**Problem details:**
Output each entry that follows exactly. Images stay out.

**Input material:**
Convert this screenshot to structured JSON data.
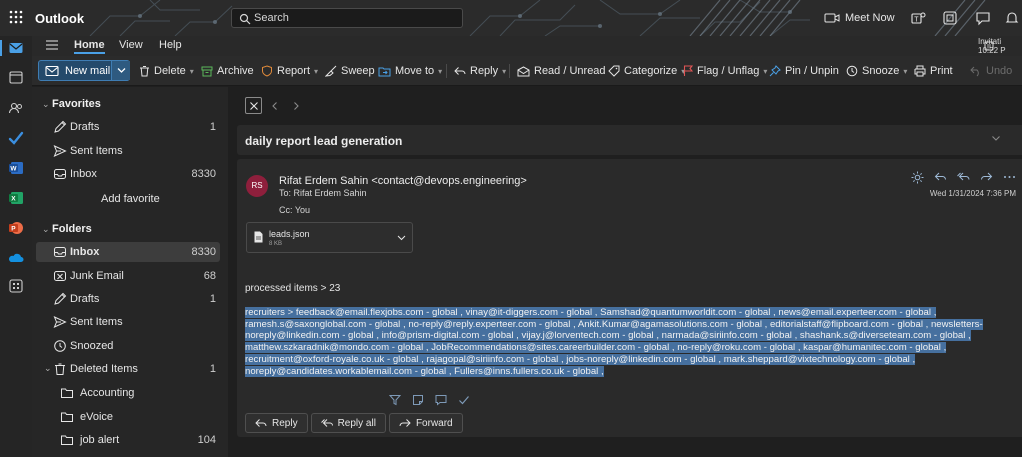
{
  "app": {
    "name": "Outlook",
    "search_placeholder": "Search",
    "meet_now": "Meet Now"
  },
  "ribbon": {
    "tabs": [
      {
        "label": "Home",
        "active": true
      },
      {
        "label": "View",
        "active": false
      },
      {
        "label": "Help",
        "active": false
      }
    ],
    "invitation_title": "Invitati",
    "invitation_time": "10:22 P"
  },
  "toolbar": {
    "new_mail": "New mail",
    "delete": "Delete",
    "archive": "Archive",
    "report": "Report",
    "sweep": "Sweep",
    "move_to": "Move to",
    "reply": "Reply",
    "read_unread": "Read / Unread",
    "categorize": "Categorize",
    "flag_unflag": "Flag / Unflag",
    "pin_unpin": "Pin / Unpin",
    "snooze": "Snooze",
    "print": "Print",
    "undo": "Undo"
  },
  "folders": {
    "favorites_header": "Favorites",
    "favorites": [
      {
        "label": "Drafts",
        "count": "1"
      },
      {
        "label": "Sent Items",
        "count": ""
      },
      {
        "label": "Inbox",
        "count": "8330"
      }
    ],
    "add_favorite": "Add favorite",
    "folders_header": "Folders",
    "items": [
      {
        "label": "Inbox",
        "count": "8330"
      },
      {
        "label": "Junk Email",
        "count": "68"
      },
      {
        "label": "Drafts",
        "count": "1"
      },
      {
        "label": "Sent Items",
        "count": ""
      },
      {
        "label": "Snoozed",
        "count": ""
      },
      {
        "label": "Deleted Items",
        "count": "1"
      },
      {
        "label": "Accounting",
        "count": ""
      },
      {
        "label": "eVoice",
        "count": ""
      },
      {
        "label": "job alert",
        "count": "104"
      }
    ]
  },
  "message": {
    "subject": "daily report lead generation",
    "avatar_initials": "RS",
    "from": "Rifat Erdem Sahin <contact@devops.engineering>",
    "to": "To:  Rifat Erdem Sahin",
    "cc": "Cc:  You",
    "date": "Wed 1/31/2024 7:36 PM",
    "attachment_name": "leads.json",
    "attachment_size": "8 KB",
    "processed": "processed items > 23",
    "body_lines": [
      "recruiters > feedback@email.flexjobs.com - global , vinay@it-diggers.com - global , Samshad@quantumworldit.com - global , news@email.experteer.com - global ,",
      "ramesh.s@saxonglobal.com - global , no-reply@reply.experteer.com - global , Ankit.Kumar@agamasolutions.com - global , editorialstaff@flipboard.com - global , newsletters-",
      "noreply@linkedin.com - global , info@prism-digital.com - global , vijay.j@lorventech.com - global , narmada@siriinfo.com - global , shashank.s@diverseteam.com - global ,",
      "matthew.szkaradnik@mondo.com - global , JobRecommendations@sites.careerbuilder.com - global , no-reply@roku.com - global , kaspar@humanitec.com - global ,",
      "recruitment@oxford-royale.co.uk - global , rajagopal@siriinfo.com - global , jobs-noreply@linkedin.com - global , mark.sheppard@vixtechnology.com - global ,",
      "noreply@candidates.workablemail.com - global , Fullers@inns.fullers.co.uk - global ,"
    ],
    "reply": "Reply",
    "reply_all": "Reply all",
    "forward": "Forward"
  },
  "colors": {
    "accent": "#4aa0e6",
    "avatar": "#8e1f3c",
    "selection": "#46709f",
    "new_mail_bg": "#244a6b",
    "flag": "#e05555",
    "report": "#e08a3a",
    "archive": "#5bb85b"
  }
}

**Complete output:**
Convert this screenshot to structured JSON data.
{
  "app": {
    "name": "Outlook",
    "search_placeholder": "Search",
    "meet_now": "Meet Now"
  },
  "ribbon": {
    "tabs": [
      {
        "label": "Home",
        "active": true
      },
      {
        "label": "View",
        "active": false
      },
      {
        "label": "Help",
        "active": false
      }
    ],
    "invitation_title": "Invitati",
    "invitation_time": "10:22 P"
  },
  "toolbar": {
    "new_mail": "New mail",
    "delete": "Delete",
    "archive": "Archive",
    "report": "Report",
    "sweep": "Sweep",
    "move_to": "Move to",
    "reply": "Reply",
    "read_unread": "Read / Unread",
    "categorize": "Categorize",
    "flag_unflag": "Flag / Unflag",
    "pin_unpin": "Pin / Unpin",
    "snooze": "Snooze",
    "print": "Print",
    "undo": "Undo"
  },
  "folders": {
    "favorites_header": "Favorites",
    "favorites": [
      {
        "label": "Drafts",
        "count": "1"
      },
      {
        "label": "Sent Items",
        "count": ""
      },
      {
        "label": "Inbox",
        "count": "8330"
      }
    ],
    "add_favorite": "Add favorite",
    "folders_header": "Folders",
    "items": [
      {
        "label": "Inbox",
        "count": "8330"
      },
      {
        "label": "Junk Email",
        "count": "68"
      },
      {
        "label": "Drafts",
        "count": "1"
      },
      {
        "label": "Sent Items",
        "count": ""
      },
      {
        "label": "Snoozed",
        "count": ""
      },
      {
        "label": "Deleted Items",
        "count": "1"
      },
      {
        "label": "Accounting",
        "count": ""
      },
      {
        "label": "eVoice",
        "count": ""
      },
      {
        "label": "job alert",
        "count": "104"
      }
    ]
  },
  "message": {
    "subject": "daily report lead generation",
    "avatar_initials": "RS",
    "from": "Rifat Erdem Sahin <contact@devops.engineering>",
    "to": "To:  Rifat Erdem Sahin",
    "cc": "Cc:  You",
    "date": "Wed 1/31/2024 7:36 PM",
    "attachment_name": "leads.json",
    "attachment_size": "8 KB",
    "processed": "processed items > 23",
    "body_lines": [
      "recruiters > feedback@email.flexjobs.com - global , vinay@it-diggers.com - global , Samshad@quantumworldit.com - global , news@email.experteer.com - global ,",
      "ramesh.s@saxonglobal.com - global , no-reply@reply.experteer.com - global , Ankit.Kumar@agamasolutions.com - global , editorialstaff@flipboard.com - global , newsletters-",
      "noreply@linkedin.com - global , info@prism-digital.com - global , vijay.j@lorventech.com - global , narmada@siriinfo.com - global , shashank.s@diverseteam.com - global ,",
      "matthew.szkaradnik@mondo.com - global , JobRecommendations@sites.careerbuilder.com - global , no-reply@roku.com - global , kaspar@humanitec.com - global ,",
      "recruitment@oxford-royale.co.uk - global , rajagopal@siriinfo.com - global , jobs-noreply@linkedin.com - global , mark.sheppard@vixtechnology.com - global ,",
      "noreply@candidates.workablemail.com - global , Fullers@inns.fullers.co.uk - global ,"
    ],
    "reply": "Reply",
    "reply_all": "Reply all",
    "forward": "Forward"
  },
  "colors": {
    "accent": "#4aa0e6",
    "avatar": "#8e1f3c",
    "selection": "#46709f",
    "new_mail_bg": "#244a6b",
    "flag": "#e05555",
    "report": "#e08a3a",
    "archive": "#5bb85b"
  }
}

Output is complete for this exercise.